● INPUT DATA:
***
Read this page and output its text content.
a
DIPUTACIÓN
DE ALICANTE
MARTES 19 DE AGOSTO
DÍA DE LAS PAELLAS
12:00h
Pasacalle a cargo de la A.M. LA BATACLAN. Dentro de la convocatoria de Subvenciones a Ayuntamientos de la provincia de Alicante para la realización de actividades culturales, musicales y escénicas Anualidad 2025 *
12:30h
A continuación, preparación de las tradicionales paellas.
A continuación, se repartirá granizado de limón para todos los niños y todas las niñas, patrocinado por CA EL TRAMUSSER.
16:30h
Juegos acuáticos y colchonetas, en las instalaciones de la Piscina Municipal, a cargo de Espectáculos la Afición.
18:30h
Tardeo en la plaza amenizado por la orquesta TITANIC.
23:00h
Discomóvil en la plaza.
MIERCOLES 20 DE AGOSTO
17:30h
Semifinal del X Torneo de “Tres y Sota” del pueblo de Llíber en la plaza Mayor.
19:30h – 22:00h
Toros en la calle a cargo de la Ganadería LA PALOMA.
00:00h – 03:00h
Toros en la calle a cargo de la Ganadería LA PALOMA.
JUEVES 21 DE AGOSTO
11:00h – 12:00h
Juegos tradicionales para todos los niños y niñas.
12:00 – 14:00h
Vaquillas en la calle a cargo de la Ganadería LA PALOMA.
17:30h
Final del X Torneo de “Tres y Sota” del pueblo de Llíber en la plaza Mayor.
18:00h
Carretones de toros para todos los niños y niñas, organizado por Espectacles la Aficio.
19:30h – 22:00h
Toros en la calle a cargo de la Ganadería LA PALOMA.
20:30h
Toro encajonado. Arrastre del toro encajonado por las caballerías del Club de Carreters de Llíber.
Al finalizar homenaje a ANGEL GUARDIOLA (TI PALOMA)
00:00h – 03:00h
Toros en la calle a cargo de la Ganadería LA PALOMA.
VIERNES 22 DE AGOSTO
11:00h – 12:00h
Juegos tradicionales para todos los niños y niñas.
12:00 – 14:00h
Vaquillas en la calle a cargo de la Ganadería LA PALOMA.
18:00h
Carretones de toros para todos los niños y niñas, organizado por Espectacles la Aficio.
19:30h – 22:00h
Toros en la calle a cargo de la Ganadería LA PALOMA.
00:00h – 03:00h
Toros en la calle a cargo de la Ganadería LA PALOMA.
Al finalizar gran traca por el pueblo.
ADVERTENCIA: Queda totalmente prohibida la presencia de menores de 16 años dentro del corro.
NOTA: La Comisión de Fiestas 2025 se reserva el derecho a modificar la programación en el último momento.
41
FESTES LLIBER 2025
***
● GOAL OF THE EXERCISE: Each line that holds the word "Torneo" should be extracted from the records.

● RESPONSE BELOW:
Semifinal del X Torneo de “Tres y Sota” del pueblo de Llíber en la plaza Mayor.
Final del X Torneo de “Tres y Sota” del pueblo de Llíber en la plaza Mayor.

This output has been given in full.